— Task input —
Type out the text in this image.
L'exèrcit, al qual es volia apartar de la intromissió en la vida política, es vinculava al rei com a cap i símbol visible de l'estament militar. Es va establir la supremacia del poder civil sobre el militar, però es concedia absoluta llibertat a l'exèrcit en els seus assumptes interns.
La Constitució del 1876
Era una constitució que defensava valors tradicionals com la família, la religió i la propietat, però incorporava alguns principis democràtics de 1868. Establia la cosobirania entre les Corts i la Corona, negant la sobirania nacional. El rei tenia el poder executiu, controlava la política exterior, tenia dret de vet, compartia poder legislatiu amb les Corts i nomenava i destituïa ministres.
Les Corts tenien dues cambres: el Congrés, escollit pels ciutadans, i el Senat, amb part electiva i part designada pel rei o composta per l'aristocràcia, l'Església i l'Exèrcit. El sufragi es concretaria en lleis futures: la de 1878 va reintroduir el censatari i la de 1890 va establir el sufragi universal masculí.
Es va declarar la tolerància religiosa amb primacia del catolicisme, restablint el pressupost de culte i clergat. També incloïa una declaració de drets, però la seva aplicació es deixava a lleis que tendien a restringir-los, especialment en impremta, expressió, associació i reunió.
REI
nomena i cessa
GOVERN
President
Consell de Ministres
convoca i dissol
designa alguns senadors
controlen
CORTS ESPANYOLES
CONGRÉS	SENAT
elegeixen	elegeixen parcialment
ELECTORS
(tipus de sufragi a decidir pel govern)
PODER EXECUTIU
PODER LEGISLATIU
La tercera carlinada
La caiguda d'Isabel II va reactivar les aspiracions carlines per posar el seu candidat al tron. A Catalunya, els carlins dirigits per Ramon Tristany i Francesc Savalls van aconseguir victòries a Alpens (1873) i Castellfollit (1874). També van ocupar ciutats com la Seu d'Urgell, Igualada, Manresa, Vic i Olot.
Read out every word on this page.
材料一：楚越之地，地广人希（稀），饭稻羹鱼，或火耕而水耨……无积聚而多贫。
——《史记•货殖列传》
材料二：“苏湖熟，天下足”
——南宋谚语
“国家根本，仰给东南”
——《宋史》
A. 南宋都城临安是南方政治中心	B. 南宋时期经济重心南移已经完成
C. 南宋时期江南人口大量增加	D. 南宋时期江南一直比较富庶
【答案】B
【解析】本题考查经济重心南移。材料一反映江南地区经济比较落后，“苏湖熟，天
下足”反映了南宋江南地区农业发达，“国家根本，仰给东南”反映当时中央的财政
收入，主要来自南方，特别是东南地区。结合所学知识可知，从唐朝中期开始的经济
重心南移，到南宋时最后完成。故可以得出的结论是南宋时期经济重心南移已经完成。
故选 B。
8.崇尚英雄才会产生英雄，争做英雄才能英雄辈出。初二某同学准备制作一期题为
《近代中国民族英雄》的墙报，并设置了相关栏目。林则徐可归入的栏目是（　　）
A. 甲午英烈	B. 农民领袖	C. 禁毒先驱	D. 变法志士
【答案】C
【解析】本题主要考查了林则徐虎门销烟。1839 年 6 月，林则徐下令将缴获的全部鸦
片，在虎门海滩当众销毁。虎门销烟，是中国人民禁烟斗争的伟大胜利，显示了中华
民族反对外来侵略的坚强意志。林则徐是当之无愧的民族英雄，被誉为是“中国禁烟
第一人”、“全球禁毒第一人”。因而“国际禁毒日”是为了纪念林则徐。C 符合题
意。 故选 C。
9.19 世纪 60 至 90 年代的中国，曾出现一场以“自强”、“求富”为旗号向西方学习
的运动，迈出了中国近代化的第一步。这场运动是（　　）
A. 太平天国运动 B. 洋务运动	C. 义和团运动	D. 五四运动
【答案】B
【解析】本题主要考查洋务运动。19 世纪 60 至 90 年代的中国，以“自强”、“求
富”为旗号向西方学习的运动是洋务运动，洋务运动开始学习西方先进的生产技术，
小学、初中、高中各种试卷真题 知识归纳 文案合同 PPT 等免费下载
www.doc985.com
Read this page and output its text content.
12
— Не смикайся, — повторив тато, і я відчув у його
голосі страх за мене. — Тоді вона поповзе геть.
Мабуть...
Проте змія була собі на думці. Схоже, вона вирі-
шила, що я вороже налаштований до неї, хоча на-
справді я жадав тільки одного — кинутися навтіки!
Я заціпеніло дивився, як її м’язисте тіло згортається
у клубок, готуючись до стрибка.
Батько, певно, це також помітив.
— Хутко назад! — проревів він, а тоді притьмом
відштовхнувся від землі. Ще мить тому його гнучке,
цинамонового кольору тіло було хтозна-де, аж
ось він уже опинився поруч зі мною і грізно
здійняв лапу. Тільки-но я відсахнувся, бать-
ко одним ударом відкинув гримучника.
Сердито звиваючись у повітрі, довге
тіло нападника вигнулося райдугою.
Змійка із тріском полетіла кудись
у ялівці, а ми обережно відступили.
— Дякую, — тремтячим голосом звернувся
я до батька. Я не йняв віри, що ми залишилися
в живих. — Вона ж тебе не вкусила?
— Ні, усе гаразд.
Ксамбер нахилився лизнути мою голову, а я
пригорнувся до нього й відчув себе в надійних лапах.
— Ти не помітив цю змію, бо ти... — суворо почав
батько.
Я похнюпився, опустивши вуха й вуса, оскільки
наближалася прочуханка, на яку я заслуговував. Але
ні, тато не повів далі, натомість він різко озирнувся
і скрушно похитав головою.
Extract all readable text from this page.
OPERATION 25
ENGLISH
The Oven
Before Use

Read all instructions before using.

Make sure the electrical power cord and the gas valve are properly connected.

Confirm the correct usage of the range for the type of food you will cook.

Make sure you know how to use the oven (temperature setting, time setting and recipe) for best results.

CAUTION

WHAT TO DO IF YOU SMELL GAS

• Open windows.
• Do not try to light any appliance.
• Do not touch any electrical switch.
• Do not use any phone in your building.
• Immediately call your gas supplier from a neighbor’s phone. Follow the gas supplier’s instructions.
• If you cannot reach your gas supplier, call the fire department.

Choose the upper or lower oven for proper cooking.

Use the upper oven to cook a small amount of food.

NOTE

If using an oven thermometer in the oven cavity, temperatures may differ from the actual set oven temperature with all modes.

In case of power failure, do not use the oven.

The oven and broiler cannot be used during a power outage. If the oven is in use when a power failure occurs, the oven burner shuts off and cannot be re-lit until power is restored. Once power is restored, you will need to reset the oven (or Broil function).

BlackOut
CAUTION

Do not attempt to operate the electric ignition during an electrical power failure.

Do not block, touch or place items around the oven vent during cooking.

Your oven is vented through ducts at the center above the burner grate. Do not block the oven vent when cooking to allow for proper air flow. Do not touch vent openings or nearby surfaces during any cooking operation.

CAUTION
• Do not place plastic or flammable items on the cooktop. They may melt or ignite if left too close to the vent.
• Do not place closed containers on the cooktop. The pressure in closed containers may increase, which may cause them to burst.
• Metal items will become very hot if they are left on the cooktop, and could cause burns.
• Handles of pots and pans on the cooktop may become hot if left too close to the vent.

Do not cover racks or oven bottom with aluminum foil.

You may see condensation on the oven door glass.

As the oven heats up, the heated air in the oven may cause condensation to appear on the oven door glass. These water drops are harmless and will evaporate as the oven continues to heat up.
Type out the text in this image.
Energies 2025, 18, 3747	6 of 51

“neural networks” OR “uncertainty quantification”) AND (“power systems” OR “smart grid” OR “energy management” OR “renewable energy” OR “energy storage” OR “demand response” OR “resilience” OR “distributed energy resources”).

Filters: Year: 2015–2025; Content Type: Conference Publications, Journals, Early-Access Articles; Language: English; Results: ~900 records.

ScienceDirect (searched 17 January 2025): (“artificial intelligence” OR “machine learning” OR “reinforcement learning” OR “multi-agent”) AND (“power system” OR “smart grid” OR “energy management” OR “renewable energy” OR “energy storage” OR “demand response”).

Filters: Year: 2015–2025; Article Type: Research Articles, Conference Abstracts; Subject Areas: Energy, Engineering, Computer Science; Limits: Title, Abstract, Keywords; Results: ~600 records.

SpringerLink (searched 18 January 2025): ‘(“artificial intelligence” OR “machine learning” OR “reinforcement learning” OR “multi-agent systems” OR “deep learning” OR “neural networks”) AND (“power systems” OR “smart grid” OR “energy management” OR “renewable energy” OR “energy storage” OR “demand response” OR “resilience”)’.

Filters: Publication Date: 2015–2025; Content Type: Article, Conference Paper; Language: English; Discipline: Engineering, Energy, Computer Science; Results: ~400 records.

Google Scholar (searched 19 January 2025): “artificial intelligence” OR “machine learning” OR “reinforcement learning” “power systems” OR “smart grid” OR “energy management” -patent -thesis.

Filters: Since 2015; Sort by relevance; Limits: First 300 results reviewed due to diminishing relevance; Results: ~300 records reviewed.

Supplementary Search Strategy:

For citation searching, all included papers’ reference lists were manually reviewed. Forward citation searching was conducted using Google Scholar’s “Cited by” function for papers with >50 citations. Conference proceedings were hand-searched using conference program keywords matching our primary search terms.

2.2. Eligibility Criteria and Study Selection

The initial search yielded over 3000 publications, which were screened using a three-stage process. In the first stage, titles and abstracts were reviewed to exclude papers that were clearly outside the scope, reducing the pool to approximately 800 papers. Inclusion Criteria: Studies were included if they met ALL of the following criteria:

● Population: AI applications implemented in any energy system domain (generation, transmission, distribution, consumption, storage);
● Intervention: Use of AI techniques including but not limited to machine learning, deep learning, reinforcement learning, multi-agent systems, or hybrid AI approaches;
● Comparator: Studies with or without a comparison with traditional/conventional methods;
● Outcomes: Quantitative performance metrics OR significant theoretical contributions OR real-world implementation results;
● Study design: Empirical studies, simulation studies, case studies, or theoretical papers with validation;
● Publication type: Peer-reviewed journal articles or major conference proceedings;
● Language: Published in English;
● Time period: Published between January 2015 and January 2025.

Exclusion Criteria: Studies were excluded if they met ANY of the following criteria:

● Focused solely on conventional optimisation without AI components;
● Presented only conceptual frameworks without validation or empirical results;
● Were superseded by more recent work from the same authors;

— Task prompt —
Check each line above for the word "Make", and copy the lines where it appears.

— Exercise result —
Make sure the electrical power cord and the gas valve are properly connected.
Make sure you know how to use the oven (temperature setting, time setting and recipe) for best results.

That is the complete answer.